**Activity:** Please return each entry that follows exactly as given, but without pictures.
┌─ Dataset content
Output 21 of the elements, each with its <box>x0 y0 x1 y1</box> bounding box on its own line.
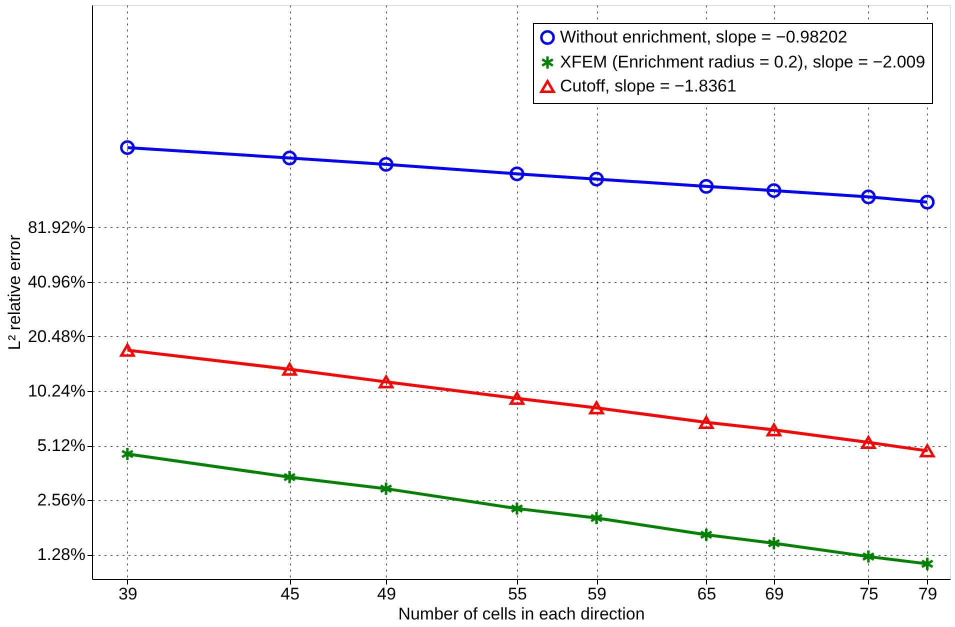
x-tick-label: 65 <box>697 584 716 604</box>
x-tick-label: 55 <box>508 584 527 604</box>
legend-label: Cutoff, slope = −1.8361 <box>560 76 736 96</box>
y-axis-title: L² relative error <box>4 234 24 350</box>
x-tick-label: 45 <box>280 584 300 604</box>
y-tick-label: 40.96% <box>28 272 86 292</box>
x-tick-label: 49 <box>377 584 396 604</box>
legend-label: Without enrichment, slope = −0.98202 <box>560 28 848 46</box>
y-tick-label: 5.12% <box>37 436 86 456</box>
x-tick-label: 79 <box>918 584 938 604</box>
x-axis-title: Number of cells in each direction <box>398 604 645 624</box>
y-tick-label: 20.48% <box>28 326 86 346</box>
x-tick-label: 59 <box>588 584 606 604</box>
legend-label: XFEM (Enrichment radius = 0.2), slope = −2.009 <box>560 52 926 72</box>
y-tick-label: 1.28% <box>37 545 86 564</box>
y-tick-label: 2.56% <box>37 490 86 510</box>
x-tick-label: 39 <box>118 584 138 604</box>
y-tick-label: 10.24% <box>28 382 86 401</box>
x-tick-label: 75 <box>859 584 878 604</box>
y-tick-label: 81.92% <box>28 218 86 237</box>
x-tick-label: 69 <box>764 584 784 604</box>
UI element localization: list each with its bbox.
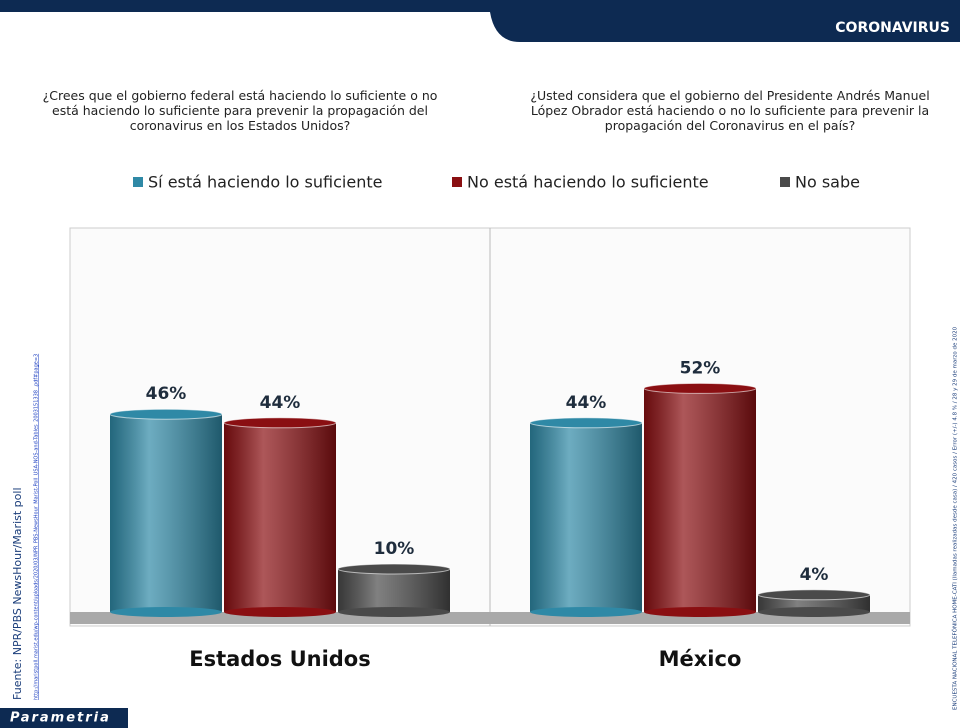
bar-cap <box>223 417 337 429</box>
bar-cap <box>109 408 223 420</box>
legend-swatch <box>780 177 790 187</box>
value-label: 10% <box>374 539 415 559</box>
bar-cap <box>643 382 757 394</box>
source: Fuente: NPR/PBS NewsHour/Marist poll <box>11 488 24 701</box>
header-bar <box>0 0 960 12</box>
bar-foot <box>224 607 336 617</box>
legend-label: Sí está haciendo lo suficiente <box>148 173 382 192</box>
bar-shade <box>224 422 336 612</box>
value-label: 44% <box>260 393 301 413</box>
bar-cap <box>757 589 871 601</box>
bar-shade <box>338 569 450 612</box>
value-label: 46% <box>146 384 187 404</box>
legend-label: No está haciendo lo suficiente <box>467 173 709 192</box>
section-title: CORONAVIRUS <box>835 20 950 36</box>
question: ¿Crees que el gobierno federal está haci… <box>42 88 438 133</box>
bar-shade <box>644 388 756 612</box>
legend-swatch <box>452 177 462 187</box>
value-label: 52% <box>680 358 721 378</box>
bar-foot <box>110 607 222 617</box>
bar-foot <box>644 607 756 617</box>
header-tab <box>490 12 960 42</box>
bar-foot <box>338 607 450 617</box>
value-label: 4% <box>800 565 829 585</box>
bar-shade <box>110 414 222 612</box>
brand: Parametria <box>10 711 111 726</box>
methodology: ENCUESTA NACIONAL TELEFÓNICA HOME-CATI (… <box>952 326 959 710</box>
bar-foot <box>758 607 870 617</box>
bar-shade <box>530 422 642 612</box>
x-tick-label: Estados Unidos <box>189 647 370 671</box>
question: ¿Usted considera que el gobierno del Pre… <box>530 88 930 133</box>
bar-cap <box>529 417 643 429</box>
x-tick-label: México <box>659 647 742 671</box>
brand-box <box>0 708 128 728</box>
source-link[interactable]: http://maristpoll.marist.edu/wp-content/… <box>34 354 40 700</box>
bar-cap <box>337 563 451 575</box>
bar-foot <box>530 607 642 617</box>
legend-swatch <box>133 177 143 187</box>
value-label: 44% <box>566 393 607 413</box>
legend-label: No sabe <box>795 173 860 192</box>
└─
**Reply:**
Output 21 of the elements, each with its <box>x0 y0 x1 y1</box> bounding box on its own line.
x-tick-label: 65 <box>697 584 716 604</box>
x-tick-label: 55 <box>508 584 527 604</box>
legend-label: Cutoff, slope = −1.8361 <box>560 76 736 96</box>
y-axis-title: L² relative error <box>4 234 24 350</box>
x-tick-label: 45 <box>280 584 300 604</box>
y-tick-label: 40.96% <box>28 272 86 292</box>
x-tick-label: 49 <box>377 584 396 604</box>
legend-label: Without enrichment, slope = −0.98202 <box>560 28 848 46</box>
y-tick-label: 5.12% <box>37 436 86 456</box>
x-tick-label: 79 <box>918 584 938 604</box>
x-axis-title: Number of cells in each direction <box>398 604 645 624</box>
y-tick-label: 20.48% <box>28 326 86 346</box>
x-tick-label: 59 <box>588 584 606 604</box>
legend-label: XFEM (Enrichment radius = 0.2), slope = −2.009 <box>560 52 926 72</box>
y-tick-label: 1.28% <box>37 545 86 564</box>
y-tick-label: 2.56% <box>37 490 86 510</box>
x-tick-label: 39 <box>118 584 138 604</box>
y-tick-label: 10.24% <box>28 382 86 401</box>
x-tick-label: 75 <box>859 584 878 604</box>
y-tick-label: 81.92% <box>28 218 86 237</box>
x-tick-label: 69 <box>764 584 784 604</box>
UI element localization: list each with its bbox.
bar-cap <box>223 417 337 429</box>
bar-cap <box>109 408 223 420</box>
legend-swatch <box>780 177 790 187</box>
value-label: 10% <box>374 539 415 559</box>
bar-cap <box>643 382 757 394</box>
source: Fuente: NPR/PBS NewsHour/Marist poll <box>11 488 24 701</box>
header-bar <box>0 0 960 12</box>
bar-foot <box>224 607 336 617</box>
legend-label: Sí está haciendo lo suficiente <box>148 173 382 192</box>
bar-shade <box>224 422 336 612</box>
value-label: 44% <box>260 393 301 413</box>
bar-cap <box>757 589 871 601</box>
bar-shade <box>338 569 450 612</box>
value-label: 46% <box>146 384 187 404</box>
legend-label: No está haciendo lo suficiente <box>467 173 709 192</box>
section-title: CORONAVIRUS <box>835 20 950 36</box>
question: ¿Crees que el gobierno federal está haci… <box>42 88 438 133</box>
bar-shade <box>644 388 756 612</box>
legend-swatch <box>452 177 462 187</box>
value-label: 52% <box>680 358 721 378</box>
bar-foot <box>110 607 222 617</box>
bar-foot <box>644 607 756 617</box>
header-tab <box>490 12 960 42</box>
bar-foot <box>338 607 450 617</box>
value-label: 4% <box>800 565 829 585</box>
bar-shade <box>110 414 222 612</box>
brand: Parametria <box>10 711 111 726</box>
methodology: ENCUESTA NACIONAL TELEFÓNICA HOME-CATI (… <box>952 326 959 710</box>
bar-foot <box>758 607 870 617</box>
bar-shade <box>530 422 642 612</box>
x-tick-label: Estados Unidos <box>189 647 370 671</box>
question: ¿Usted considera que el gobierno del Pre… <box>530 88 930 133</box>
bar-cap <box>529 417 643 429</box>
x-tick-label: México <box>659 647 742 671</box>
brand-box <box>0 708 128 728</box>
source-link[interactable]: http://maristpoll.marist.edu/wp-content/… <box>34 354 40 700</box>
bar-cap <box>337 563 451 575</box>
bar-foot <box>530 607 642 617</box>
legend-swatch <box>133 177 143 187</box>
value-label: 44% <box>566 393 607 413</box>
legend-label: No sabe <box>795 173 860 192</box>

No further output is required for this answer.